Saved data entries:
Start

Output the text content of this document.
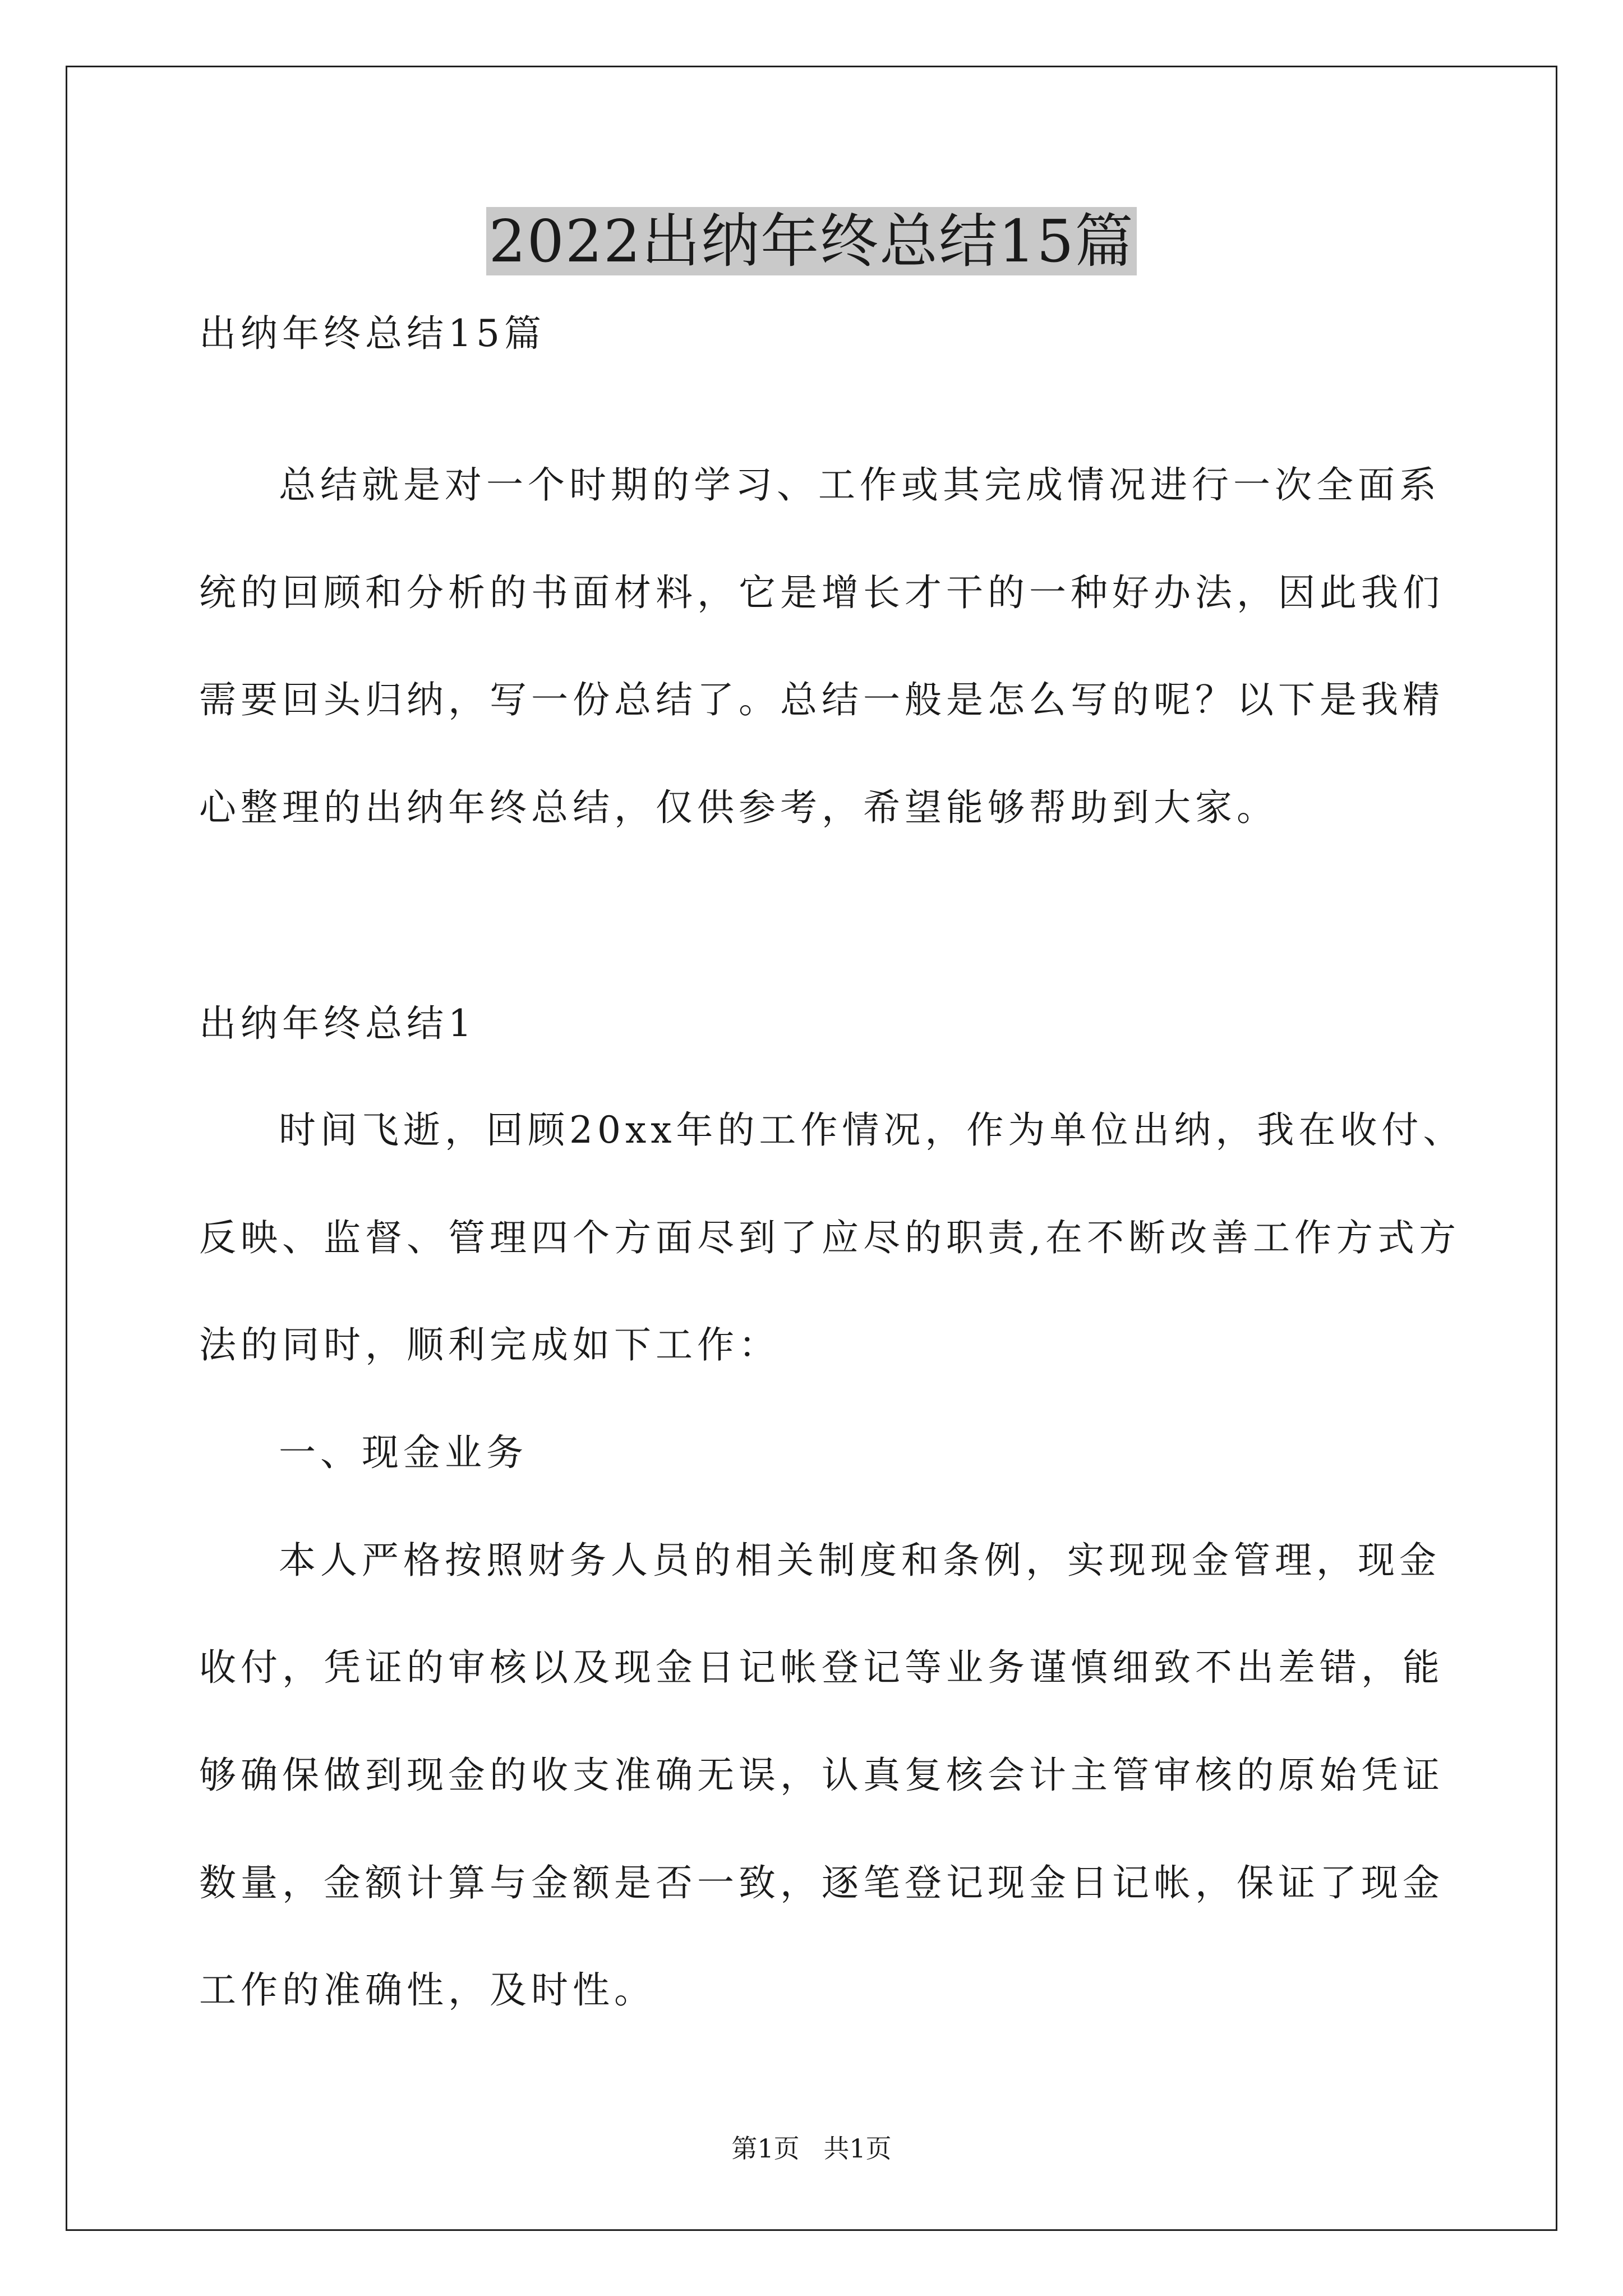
2022出纳年终总结15篇
出纳年终总结15篇
总结就是对一个时期的学习、工作或其完成情况进行一次全面系
统的回顾和分析的书面材料，它是增长才干的一种好办法，因此我们
需要回头归纳，写一份总结了。总结一般是怎么写的呢？以下是我精
心整理的出纳年终总结，仅供参考，希望能够帮助到大家。
出纳年终总结1
时间飞逝，回顾20xx年的工作情况，作为单位出纳，我在收付、
反映、监督、管理四个方面尽到了应尽的职责,在不断改善工作方式方
法的同时，顺利完成如下工作：
一、现金业务
本人严格按照财务人员的相关制度和条例，实现现金管理，现金
收付，凭证的审核以及现金日记帐登记等业务谨慎细致不出差错，能
够确保做到现金的收支准确无误，认真复核会计主管审核的原始凭证
数量，金额计算与金额是否一致，逐笔登记现金日记帐，保证了现金
工作的准确性，及时性。
第1页 共1页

End

Every entry must be transcribed exactly. Pictures do not belong in the copy.

Output the text content of this document.
2022出纳年终总结15篇
出纳年终总结15篇
总结就是对一个时期的学习、工作或其完成情况进行一次全面系
统的回顾和分析的书面材料，它是增长才干的一种好办法，因此我们
需要回头归纳，写一份总结了。总结一般是怎么写的呢？以下是我精
心整理的出纳年终总结，仅供参考，希望能够帮助到大家。
出纳年终总结1
时间飞逝，回顾20xx年的工作情况，作为单位出纳，我在收付、
反映、监督、管理四个方面尽到了应尽的职责,在不断改善工作方式方
法的同时，顺利完成如下工作：
一、现金业务
本人严格按照财务人员的相关制度和条例，实现现金管理，现金
收付，凭证的审核以及现金日记帐登记等业务谨慎细致不出差错，能
够确保做到现金的收支准确无误，认真复核会计主管审核的原始凭证
数量，金额计算与金额是否一致，逐笔登记现金日记帐，保证了现金
工作的准确性，及时性。
第1页 共1页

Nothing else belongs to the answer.